TASK INPUTS:
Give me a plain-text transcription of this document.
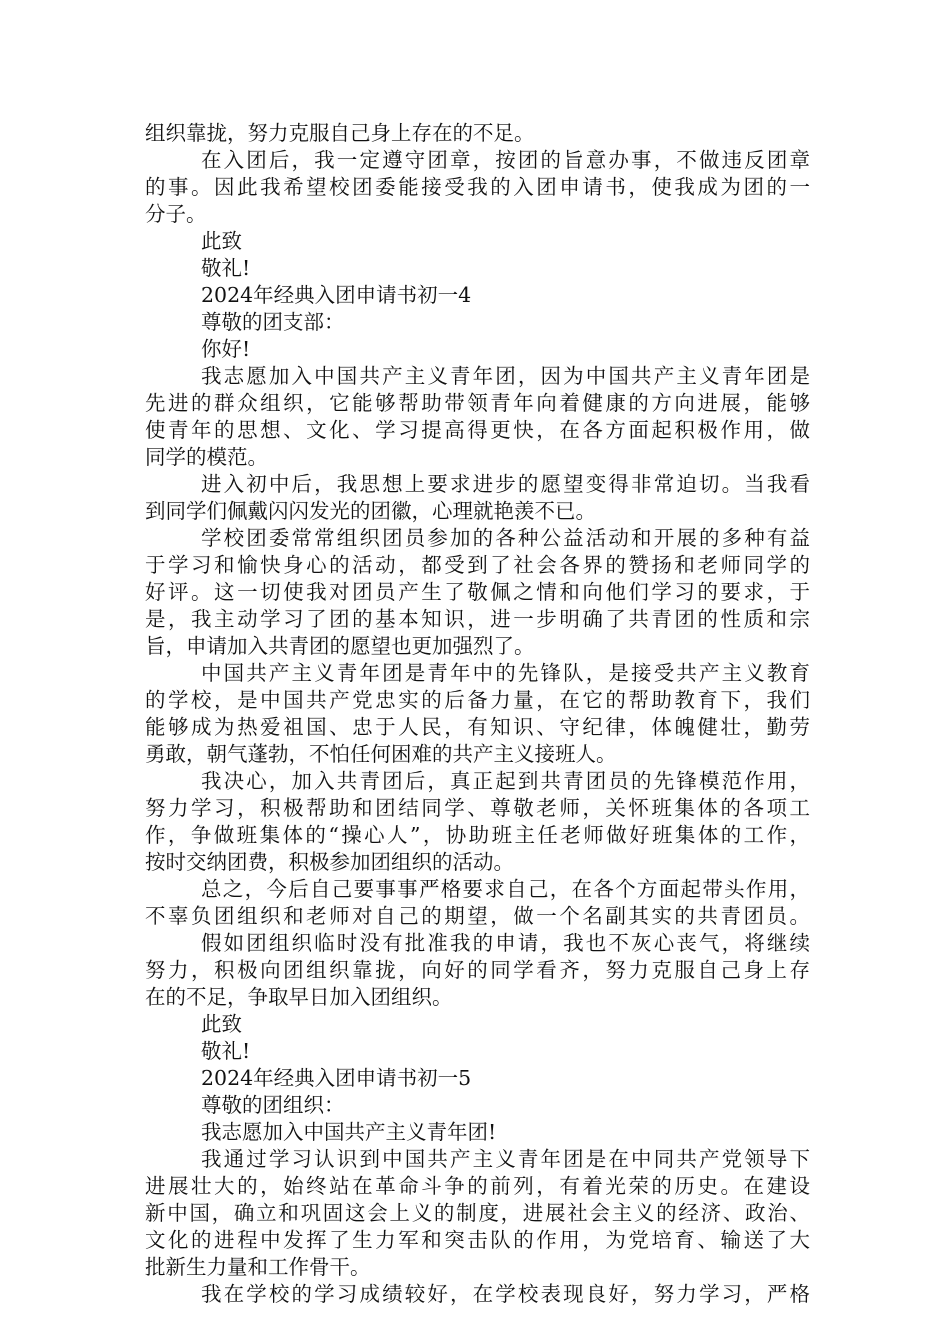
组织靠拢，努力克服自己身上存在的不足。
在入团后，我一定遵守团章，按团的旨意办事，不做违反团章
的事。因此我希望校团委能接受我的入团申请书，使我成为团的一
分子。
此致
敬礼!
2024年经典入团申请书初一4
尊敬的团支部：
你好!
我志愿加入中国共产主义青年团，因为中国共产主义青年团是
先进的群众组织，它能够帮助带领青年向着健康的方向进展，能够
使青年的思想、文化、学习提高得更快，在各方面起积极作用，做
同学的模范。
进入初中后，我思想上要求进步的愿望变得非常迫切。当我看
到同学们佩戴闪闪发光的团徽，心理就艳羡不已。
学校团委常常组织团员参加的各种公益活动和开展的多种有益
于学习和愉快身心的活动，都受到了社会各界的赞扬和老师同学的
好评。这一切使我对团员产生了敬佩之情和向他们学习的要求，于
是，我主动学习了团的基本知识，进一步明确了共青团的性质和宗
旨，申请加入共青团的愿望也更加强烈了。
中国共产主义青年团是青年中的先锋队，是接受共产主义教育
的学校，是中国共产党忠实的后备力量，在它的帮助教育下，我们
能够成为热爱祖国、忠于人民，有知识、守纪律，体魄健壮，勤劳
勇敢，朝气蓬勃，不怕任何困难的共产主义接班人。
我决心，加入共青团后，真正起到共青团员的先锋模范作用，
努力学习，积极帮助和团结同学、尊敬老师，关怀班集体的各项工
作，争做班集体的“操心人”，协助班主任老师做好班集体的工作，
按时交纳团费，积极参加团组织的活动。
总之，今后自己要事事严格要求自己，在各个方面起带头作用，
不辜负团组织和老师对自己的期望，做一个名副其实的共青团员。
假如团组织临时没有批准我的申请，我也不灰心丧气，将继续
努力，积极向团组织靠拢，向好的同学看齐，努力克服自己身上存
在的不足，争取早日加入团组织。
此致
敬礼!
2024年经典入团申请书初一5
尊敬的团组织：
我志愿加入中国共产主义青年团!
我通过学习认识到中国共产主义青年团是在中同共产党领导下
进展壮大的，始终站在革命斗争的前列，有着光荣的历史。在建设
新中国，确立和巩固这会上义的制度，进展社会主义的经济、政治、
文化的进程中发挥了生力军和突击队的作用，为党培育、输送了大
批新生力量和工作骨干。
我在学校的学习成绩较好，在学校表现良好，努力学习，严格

* * *

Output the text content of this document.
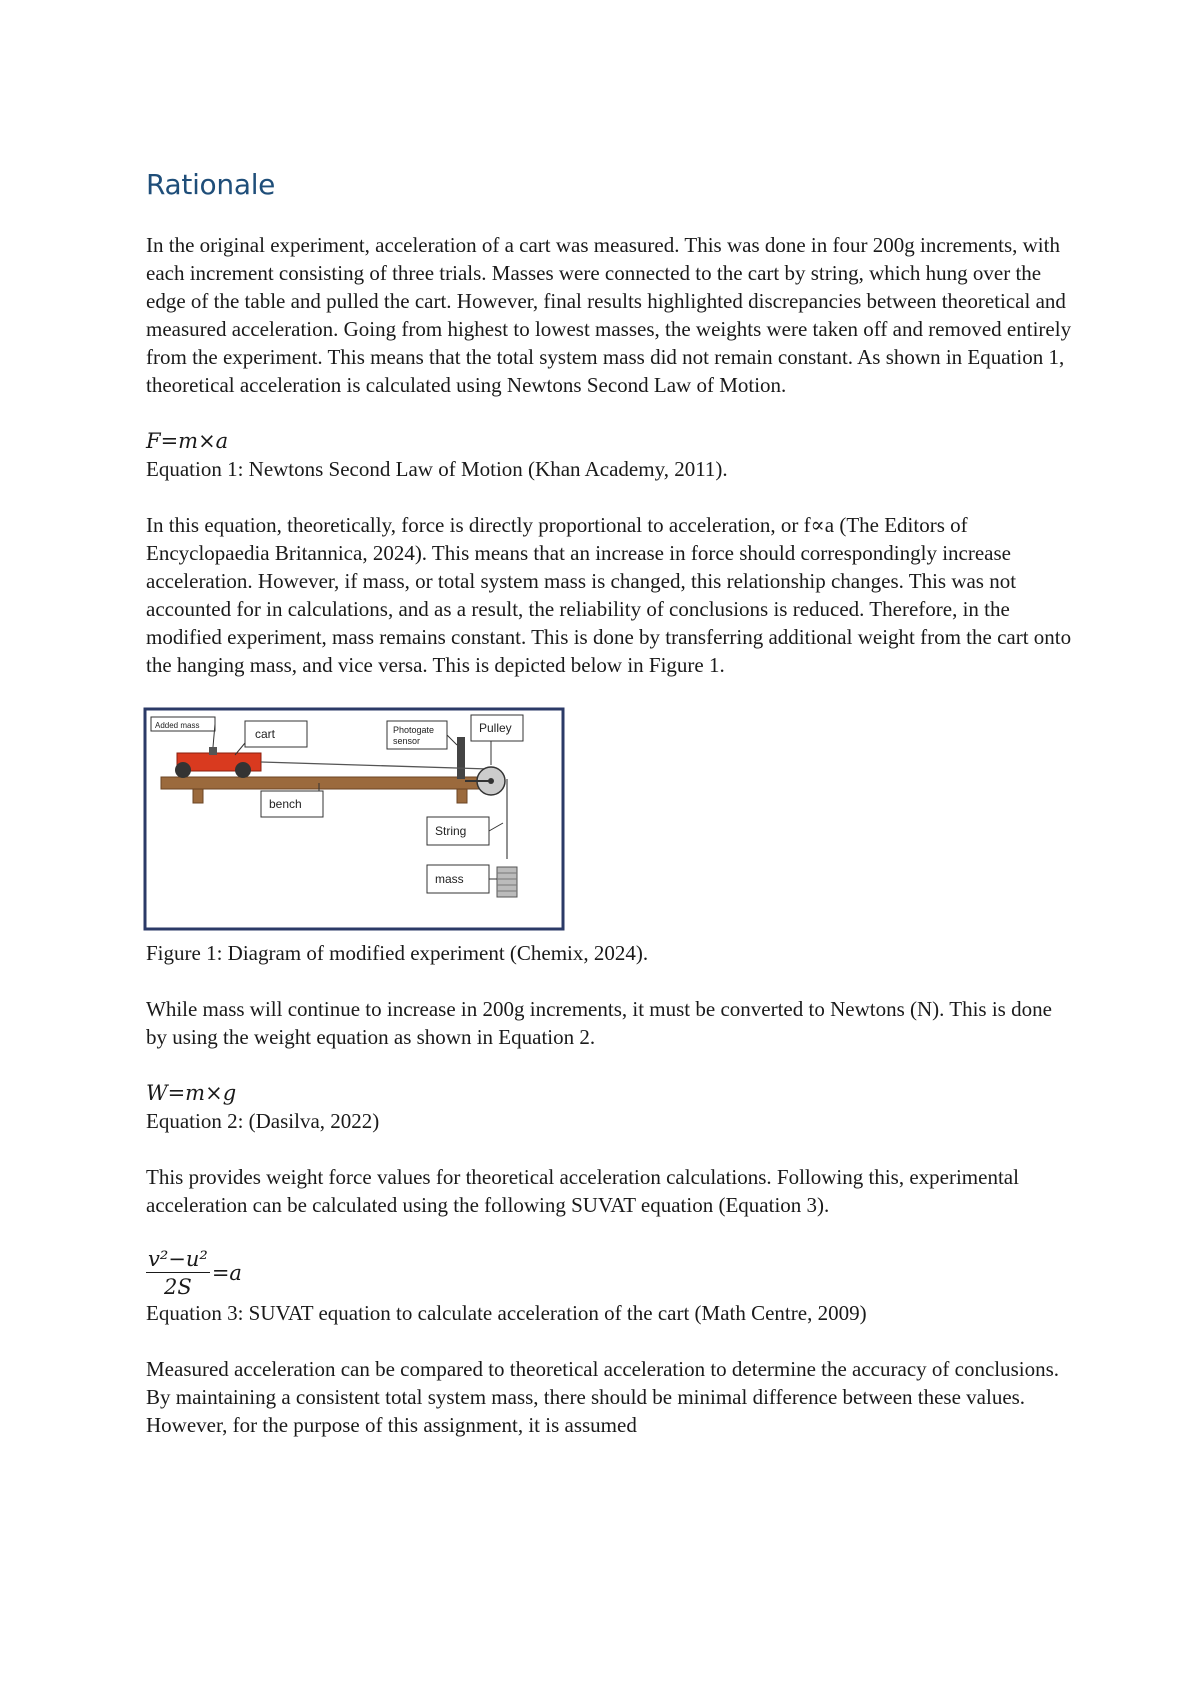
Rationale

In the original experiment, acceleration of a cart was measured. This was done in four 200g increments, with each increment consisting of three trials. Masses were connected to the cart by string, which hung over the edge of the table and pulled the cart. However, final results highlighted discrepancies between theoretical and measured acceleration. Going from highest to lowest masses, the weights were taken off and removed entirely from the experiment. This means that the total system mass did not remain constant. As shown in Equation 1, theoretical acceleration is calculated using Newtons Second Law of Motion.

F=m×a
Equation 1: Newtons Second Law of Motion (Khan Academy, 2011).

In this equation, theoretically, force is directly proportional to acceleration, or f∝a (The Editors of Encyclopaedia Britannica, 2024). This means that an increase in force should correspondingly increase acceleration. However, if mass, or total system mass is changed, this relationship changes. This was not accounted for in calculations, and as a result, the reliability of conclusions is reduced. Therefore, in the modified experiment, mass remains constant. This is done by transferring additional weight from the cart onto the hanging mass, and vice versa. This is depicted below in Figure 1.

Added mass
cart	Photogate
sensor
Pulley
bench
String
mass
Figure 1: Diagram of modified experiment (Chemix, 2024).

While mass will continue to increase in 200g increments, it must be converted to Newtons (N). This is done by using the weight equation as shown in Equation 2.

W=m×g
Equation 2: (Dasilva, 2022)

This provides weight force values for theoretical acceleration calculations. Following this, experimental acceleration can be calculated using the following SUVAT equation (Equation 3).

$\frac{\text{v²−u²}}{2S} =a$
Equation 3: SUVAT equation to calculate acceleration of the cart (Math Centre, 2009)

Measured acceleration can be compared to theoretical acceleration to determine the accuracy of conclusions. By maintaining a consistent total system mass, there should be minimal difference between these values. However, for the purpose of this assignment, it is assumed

PROBLEM: Answer with a single number: the count of lines holding the word "努力学习".

RESULT FOR THIS TASK: 2